◆ **Directive**
Examine the material below and count the lines that hold the word "elaborar". Report only the number.
[Begin Record set]
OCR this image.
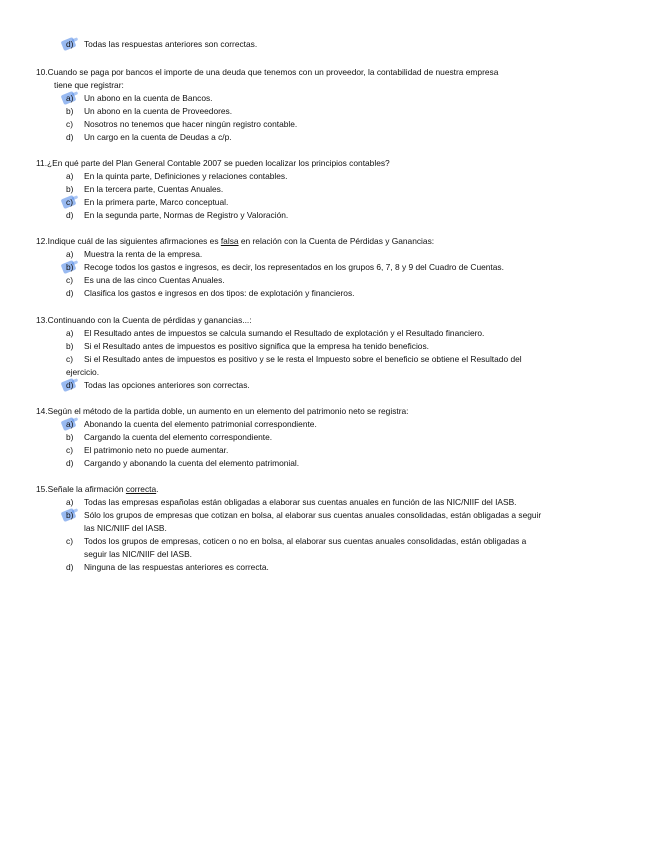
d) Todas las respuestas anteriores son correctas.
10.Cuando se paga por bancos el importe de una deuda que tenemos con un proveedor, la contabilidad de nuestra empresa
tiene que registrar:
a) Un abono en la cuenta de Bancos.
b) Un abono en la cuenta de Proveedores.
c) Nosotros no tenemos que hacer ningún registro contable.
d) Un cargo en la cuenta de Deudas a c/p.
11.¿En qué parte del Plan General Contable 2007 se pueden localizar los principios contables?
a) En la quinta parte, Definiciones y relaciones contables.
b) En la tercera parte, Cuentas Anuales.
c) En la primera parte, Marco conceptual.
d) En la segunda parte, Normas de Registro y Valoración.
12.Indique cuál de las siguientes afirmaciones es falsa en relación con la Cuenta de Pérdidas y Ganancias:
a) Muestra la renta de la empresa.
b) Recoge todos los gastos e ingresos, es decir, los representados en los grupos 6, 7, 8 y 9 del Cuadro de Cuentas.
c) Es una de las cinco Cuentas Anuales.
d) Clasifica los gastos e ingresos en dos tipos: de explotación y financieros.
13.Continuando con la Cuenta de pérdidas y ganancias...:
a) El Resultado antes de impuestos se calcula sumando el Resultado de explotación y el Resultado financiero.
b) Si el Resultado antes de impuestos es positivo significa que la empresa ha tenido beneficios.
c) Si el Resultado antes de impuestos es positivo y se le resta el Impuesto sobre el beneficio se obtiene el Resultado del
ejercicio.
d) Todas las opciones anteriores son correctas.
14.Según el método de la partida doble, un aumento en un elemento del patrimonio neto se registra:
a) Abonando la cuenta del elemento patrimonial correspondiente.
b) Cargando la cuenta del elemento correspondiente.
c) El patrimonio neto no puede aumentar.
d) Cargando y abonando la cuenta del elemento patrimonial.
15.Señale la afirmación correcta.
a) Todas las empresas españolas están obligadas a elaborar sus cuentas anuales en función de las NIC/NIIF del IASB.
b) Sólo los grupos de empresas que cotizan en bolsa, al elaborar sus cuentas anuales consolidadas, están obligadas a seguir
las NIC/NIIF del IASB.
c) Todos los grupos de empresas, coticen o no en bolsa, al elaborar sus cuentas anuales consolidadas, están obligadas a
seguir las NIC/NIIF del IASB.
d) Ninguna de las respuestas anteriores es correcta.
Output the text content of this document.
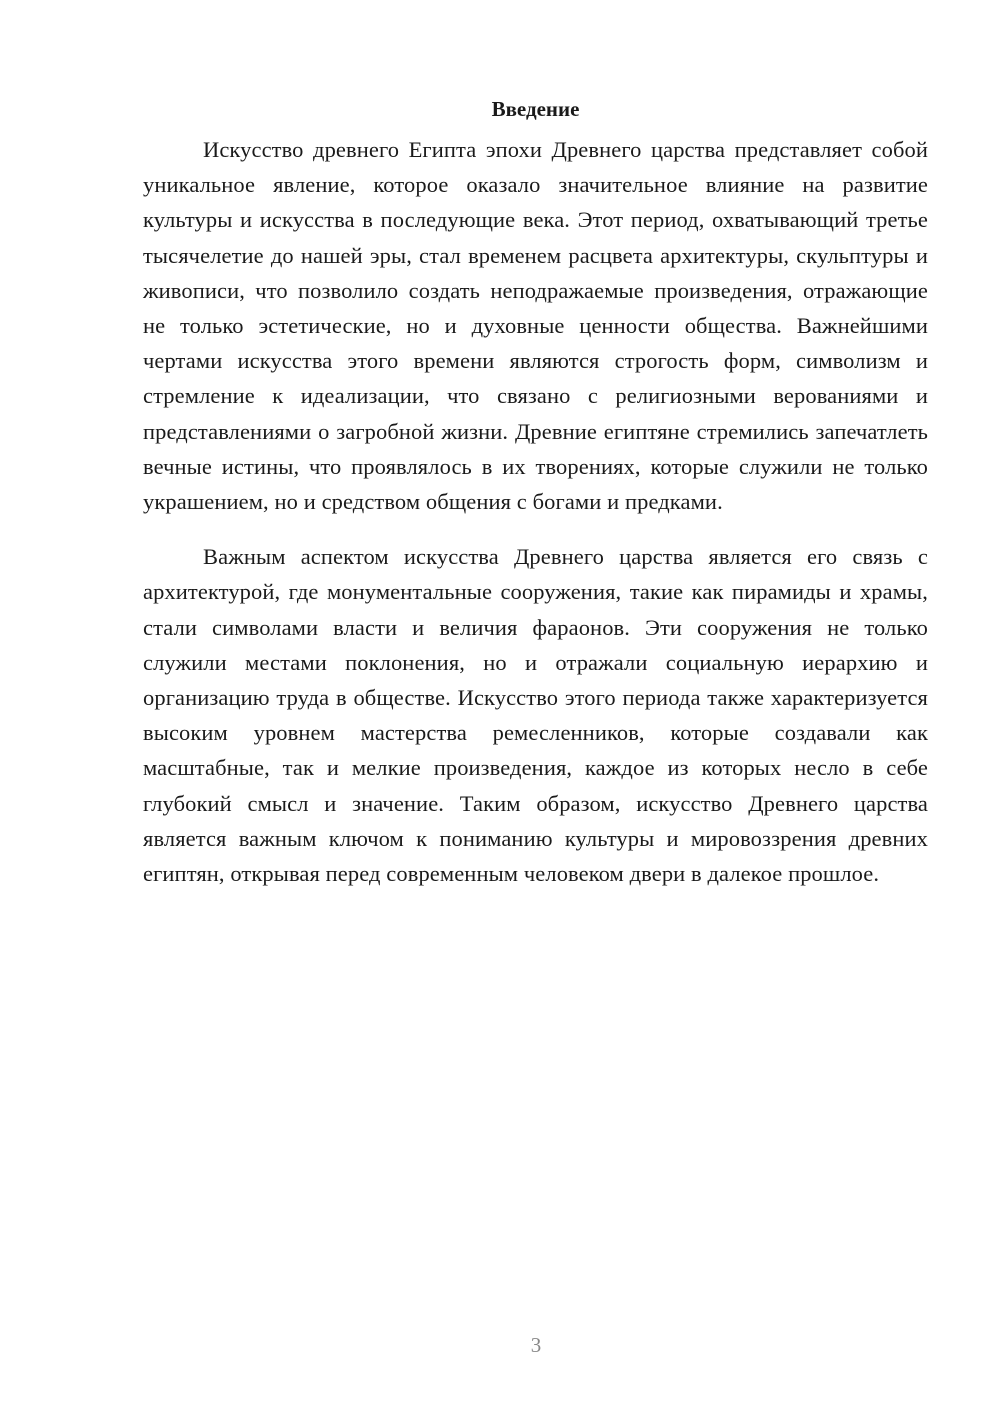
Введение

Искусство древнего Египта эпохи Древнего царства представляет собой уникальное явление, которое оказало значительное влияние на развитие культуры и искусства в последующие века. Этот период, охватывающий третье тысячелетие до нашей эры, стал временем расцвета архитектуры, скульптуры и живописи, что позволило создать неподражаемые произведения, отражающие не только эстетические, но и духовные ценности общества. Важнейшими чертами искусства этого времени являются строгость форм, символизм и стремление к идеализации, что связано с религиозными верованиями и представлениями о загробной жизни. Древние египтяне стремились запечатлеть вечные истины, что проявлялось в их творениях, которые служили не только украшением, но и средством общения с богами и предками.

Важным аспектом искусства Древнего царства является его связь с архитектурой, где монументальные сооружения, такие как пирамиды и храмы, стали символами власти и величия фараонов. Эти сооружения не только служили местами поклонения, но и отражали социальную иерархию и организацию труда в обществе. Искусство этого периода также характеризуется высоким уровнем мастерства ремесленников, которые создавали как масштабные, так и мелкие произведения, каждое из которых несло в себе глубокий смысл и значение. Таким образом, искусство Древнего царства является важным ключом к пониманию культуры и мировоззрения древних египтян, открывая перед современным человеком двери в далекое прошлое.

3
[End Record set]
[Begin Record set]
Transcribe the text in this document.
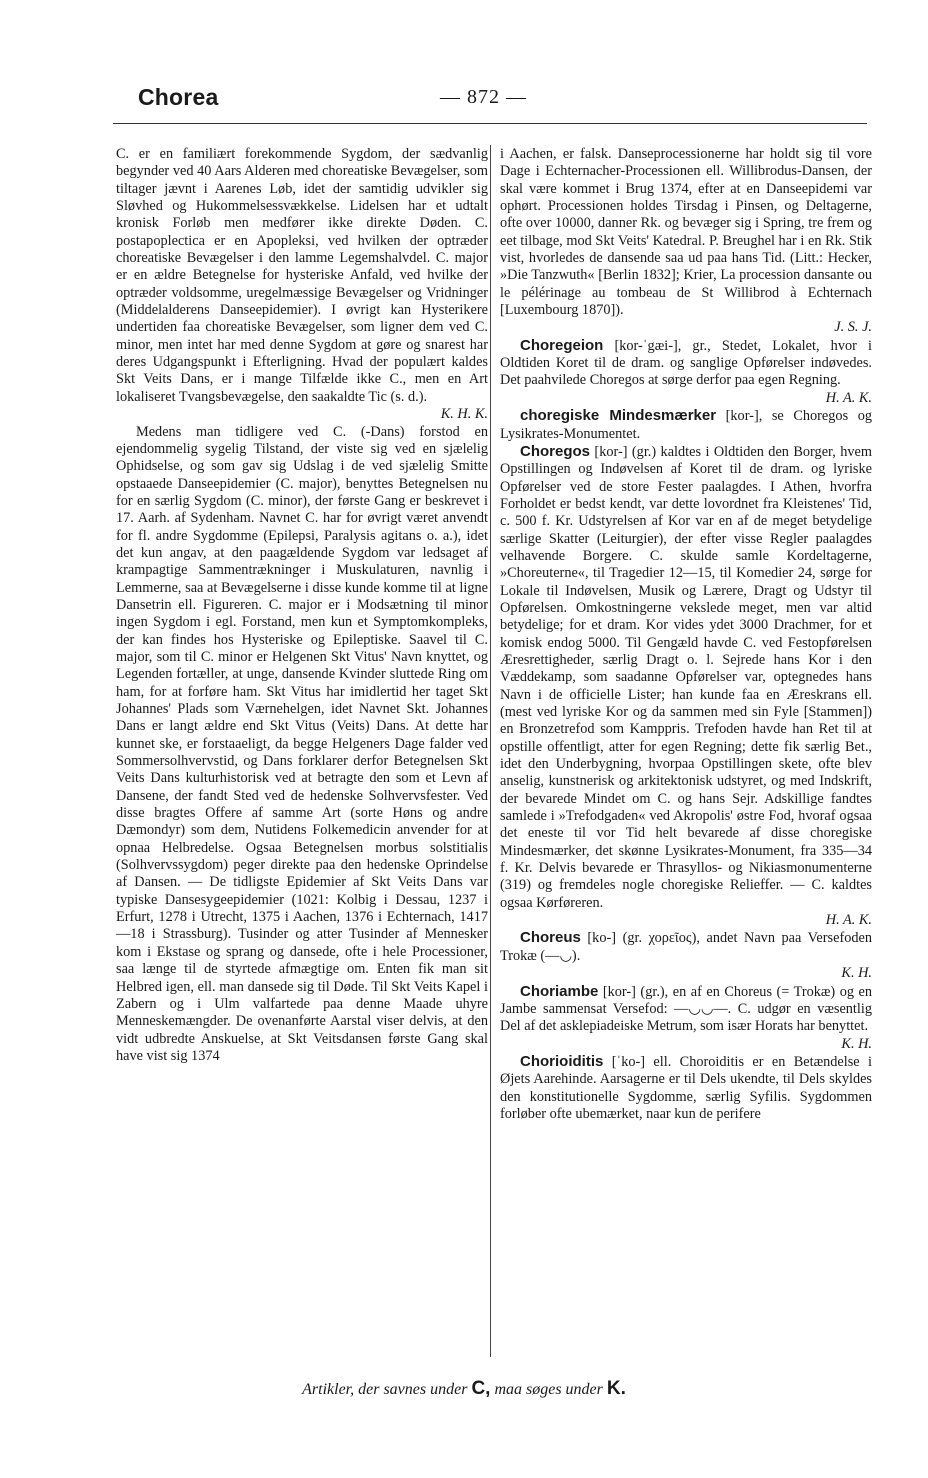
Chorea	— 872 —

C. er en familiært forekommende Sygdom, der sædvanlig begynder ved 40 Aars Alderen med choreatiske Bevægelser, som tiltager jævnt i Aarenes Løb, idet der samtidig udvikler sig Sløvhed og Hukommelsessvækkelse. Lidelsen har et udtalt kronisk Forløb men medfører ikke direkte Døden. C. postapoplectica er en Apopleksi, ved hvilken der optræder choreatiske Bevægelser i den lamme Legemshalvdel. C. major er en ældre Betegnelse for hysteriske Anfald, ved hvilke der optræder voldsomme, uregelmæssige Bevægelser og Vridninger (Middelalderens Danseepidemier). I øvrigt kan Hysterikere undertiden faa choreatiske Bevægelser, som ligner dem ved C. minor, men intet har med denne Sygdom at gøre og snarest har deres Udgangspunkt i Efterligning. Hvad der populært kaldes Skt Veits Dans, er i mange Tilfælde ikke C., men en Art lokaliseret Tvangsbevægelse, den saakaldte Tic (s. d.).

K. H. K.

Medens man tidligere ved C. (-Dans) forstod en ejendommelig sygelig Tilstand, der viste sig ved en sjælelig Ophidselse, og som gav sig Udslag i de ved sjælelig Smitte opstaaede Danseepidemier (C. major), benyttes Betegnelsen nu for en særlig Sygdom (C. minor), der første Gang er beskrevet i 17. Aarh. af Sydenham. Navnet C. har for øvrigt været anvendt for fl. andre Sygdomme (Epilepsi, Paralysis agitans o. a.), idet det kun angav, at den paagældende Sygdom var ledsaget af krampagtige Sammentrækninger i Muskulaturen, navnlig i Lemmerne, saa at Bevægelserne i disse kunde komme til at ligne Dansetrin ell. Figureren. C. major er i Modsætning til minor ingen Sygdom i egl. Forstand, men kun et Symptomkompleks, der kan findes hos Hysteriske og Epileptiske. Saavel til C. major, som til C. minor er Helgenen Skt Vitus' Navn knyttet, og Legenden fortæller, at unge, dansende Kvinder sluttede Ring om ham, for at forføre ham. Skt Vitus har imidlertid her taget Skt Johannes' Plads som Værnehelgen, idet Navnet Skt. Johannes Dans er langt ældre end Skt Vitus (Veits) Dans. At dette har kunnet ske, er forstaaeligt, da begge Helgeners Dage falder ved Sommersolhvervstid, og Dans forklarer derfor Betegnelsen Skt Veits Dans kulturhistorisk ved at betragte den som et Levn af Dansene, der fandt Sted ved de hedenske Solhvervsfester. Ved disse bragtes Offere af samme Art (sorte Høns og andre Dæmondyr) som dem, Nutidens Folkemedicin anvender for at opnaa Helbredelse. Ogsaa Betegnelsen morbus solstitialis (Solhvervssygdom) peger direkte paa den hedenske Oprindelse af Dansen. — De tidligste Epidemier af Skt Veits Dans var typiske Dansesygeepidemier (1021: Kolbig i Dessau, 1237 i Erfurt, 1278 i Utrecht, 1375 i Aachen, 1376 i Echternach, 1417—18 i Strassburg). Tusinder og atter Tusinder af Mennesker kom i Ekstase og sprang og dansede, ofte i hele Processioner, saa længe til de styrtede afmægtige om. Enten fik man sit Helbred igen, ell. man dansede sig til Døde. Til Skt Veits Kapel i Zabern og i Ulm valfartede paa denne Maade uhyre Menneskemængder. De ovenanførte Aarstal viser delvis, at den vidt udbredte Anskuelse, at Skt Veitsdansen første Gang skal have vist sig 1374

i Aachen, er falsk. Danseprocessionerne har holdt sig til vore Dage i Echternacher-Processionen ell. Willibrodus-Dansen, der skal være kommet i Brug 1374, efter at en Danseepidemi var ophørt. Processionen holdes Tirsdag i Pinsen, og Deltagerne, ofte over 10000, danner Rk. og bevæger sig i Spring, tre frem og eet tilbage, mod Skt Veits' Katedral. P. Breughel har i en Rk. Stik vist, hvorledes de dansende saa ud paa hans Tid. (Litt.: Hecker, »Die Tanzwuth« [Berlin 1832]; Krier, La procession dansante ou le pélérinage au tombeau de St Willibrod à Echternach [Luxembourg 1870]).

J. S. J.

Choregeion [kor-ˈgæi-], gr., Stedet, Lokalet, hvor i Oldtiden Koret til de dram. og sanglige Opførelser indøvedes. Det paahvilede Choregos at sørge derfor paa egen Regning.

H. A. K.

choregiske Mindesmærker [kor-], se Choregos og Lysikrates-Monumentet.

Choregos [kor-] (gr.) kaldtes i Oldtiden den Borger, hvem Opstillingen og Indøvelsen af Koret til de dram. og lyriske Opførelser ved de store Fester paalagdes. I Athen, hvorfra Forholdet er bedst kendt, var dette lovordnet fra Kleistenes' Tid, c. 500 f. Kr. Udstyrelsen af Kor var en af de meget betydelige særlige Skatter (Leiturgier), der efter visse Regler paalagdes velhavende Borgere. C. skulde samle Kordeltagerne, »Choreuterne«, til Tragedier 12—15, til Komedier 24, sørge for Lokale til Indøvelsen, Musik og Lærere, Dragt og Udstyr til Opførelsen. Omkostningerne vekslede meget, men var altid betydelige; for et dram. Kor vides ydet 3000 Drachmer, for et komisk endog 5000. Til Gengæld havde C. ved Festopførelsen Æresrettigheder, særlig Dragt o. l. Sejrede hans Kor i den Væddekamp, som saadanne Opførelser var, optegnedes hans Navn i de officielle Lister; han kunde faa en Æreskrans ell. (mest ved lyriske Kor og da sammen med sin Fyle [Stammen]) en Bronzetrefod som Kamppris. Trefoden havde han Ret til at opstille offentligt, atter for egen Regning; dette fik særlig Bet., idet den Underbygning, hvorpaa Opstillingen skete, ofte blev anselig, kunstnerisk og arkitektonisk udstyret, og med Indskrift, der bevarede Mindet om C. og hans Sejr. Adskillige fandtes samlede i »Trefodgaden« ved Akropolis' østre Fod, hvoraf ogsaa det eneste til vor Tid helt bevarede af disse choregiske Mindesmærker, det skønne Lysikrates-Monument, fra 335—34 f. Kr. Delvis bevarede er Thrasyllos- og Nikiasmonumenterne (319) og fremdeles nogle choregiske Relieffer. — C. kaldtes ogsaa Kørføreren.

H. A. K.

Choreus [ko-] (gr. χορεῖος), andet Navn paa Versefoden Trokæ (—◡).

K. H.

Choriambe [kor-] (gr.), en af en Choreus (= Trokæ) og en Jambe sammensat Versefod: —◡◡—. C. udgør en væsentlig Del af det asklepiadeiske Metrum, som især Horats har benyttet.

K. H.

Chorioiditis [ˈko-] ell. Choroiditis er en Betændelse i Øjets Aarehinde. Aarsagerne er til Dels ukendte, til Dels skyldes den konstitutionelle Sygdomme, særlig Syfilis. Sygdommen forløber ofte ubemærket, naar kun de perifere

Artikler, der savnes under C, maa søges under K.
[End Record set]
◆ **Final result**
3